Start Material for this task

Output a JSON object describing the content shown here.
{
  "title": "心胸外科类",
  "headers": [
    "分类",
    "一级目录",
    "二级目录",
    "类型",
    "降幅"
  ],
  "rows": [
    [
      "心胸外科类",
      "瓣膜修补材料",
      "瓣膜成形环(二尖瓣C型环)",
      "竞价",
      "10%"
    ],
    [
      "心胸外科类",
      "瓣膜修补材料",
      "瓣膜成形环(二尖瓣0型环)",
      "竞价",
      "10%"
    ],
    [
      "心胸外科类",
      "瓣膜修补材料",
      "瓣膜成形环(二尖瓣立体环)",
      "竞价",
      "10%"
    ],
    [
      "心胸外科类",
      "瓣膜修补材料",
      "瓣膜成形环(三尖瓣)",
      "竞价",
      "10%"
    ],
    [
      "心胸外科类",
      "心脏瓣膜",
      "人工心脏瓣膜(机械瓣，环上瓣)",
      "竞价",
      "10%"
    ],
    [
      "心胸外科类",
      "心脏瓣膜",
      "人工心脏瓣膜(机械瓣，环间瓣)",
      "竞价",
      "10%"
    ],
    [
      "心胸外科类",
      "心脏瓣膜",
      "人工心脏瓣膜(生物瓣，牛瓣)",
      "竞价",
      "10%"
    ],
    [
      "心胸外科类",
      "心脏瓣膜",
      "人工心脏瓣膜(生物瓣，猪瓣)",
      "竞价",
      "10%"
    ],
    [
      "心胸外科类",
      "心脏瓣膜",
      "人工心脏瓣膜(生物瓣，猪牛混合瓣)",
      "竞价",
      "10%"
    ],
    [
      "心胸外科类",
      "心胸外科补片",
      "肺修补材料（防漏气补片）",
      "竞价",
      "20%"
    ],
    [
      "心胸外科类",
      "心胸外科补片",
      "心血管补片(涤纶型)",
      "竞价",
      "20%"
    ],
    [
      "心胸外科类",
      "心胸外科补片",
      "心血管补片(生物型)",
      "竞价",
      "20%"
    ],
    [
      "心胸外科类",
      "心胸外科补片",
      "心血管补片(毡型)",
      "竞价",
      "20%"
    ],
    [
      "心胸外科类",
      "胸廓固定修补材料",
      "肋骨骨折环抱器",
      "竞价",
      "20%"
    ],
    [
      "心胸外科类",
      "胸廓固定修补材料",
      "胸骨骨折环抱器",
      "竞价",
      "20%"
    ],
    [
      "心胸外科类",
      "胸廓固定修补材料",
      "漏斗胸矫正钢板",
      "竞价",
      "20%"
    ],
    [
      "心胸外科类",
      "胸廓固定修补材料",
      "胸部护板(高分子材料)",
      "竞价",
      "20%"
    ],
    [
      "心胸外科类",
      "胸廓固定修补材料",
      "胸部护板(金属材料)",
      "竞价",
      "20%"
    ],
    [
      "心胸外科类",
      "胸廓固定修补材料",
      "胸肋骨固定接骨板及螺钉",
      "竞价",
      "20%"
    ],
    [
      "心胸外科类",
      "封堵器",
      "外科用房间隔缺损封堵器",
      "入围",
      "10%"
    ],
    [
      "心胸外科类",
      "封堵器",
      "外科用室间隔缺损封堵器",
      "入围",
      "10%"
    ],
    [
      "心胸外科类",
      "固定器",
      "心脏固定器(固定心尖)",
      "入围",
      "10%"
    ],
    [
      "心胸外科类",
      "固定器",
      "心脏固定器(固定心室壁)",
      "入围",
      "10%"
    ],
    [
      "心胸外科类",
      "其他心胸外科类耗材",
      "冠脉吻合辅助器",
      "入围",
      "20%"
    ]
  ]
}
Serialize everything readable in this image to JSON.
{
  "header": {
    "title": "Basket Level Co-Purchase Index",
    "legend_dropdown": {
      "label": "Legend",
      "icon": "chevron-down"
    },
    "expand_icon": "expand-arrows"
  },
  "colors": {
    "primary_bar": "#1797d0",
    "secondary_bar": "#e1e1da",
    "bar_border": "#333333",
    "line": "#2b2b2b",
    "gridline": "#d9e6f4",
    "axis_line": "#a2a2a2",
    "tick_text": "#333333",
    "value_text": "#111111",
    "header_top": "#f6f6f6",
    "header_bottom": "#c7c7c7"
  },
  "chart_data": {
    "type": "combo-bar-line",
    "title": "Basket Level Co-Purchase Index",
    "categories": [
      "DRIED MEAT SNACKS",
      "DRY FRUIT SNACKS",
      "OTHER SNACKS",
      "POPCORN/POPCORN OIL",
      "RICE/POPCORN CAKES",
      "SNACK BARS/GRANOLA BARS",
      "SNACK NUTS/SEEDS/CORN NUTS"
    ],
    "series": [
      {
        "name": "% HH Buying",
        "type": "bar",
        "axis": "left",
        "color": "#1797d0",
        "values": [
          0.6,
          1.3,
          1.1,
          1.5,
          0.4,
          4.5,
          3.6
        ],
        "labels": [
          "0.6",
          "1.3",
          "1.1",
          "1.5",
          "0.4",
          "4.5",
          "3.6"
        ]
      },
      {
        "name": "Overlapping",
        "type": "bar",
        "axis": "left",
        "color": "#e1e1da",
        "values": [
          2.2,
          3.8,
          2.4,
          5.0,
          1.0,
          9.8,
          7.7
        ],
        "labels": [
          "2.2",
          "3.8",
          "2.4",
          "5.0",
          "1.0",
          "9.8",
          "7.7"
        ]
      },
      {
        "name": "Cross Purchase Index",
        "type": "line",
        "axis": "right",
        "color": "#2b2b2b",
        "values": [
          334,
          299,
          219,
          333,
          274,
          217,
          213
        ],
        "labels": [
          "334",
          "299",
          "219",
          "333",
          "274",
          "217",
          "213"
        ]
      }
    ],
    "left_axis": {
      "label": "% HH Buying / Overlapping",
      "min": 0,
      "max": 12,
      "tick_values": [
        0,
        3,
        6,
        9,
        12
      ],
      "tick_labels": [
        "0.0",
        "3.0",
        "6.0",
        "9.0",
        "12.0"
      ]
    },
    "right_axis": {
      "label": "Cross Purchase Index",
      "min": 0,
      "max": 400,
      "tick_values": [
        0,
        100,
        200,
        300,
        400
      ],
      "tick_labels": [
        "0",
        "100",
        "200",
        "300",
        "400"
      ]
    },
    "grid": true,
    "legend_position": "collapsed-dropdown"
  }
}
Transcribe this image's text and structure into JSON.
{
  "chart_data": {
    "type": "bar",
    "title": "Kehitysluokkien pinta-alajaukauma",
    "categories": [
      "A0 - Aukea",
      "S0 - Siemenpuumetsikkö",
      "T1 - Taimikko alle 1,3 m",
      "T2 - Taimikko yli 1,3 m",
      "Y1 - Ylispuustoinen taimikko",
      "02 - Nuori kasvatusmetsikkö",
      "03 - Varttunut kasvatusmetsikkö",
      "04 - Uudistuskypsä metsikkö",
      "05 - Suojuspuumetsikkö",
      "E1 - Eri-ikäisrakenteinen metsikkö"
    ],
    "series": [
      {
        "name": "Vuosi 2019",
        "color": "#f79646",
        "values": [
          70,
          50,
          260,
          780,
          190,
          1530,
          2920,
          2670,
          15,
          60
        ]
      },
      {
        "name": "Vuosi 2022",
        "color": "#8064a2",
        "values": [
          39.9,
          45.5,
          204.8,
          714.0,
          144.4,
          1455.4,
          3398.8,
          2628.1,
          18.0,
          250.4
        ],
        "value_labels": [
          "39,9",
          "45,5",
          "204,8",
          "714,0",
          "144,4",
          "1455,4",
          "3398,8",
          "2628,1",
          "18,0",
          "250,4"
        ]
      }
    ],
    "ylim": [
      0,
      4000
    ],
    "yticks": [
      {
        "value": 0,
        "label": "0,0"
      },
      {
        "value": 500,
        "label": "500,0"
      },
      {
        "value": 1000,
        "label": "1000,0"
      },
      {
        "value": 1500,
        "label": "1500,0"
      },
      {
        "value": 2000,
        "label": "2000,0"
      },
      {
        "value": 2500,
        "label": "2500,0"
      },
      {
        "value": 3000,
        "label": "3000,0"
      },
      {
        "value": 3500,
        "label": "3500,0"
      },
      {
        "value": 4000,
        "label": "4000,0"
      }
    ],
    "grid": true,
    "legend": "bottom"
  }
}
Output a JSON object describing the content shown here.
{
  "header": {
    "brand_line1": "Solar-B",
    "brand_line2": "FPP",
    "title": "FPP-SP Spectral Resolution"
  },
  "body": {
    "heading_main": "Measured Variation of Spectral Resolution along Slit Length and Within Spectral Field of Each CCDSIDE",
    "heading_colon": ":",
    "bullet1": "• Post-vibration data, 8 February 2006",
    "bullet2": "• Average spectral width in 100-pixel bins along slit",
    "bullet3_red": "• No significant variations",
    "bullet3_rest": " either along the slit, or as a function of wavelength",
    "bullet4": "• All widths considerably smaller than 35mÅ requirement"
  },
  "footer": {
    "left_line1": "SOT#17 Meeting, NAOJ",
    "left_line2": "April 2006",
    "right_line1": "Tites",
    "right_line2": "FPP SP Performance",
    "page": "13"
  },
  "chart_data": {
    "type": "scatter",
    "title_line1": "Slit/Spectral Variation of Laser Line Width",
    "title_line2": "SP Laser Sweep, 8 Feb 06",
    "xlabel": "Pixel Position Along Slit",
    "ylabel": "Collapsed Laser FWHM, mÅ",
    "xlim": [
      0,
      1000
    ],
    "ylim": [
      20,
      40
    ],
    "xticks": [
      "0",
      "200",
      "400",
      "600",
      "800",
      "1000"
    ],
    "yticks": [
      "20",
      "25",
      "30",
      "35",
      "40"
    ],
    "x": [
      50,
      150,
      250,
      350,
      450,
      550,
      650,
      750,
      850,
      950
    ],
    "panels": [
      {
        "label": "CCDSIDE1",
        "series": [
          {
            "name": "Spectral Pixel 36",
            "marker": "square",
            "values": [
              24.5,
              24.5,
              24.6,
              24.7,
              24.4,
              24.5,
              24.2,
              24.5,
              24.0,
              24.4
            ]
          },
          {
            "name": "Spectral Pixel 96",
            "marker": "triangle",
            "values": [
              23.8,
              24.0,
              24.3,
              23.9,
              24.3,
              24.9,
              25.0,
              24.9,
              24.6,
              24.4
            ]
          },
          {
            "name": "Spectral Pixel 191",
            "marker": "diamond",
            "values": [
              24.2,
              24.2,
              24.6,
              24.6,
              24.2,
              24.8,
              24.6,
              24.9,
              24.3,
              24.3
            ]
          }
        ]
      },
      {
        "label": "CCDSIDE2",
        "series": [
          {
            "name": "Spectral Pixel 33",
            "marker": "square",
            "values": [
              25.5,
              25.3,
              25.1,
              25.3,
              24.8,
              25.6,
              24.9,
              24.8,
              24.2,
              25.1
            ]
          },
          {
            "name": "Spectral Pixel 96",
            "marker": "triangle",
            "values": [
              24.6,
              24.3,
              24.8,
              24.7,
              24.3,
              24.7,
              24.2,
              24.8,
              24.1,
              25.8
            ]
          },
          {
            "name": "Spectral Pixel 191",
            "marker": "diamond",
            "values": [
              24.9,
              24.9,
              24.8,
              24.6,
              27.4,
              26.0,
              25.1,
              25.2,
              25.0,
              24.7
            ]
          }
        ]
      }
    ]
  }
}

End Material for this task

Exercise
What is the number of lines in the records above that include the word "type"? Reply with that number and nothing more.

Right answer
6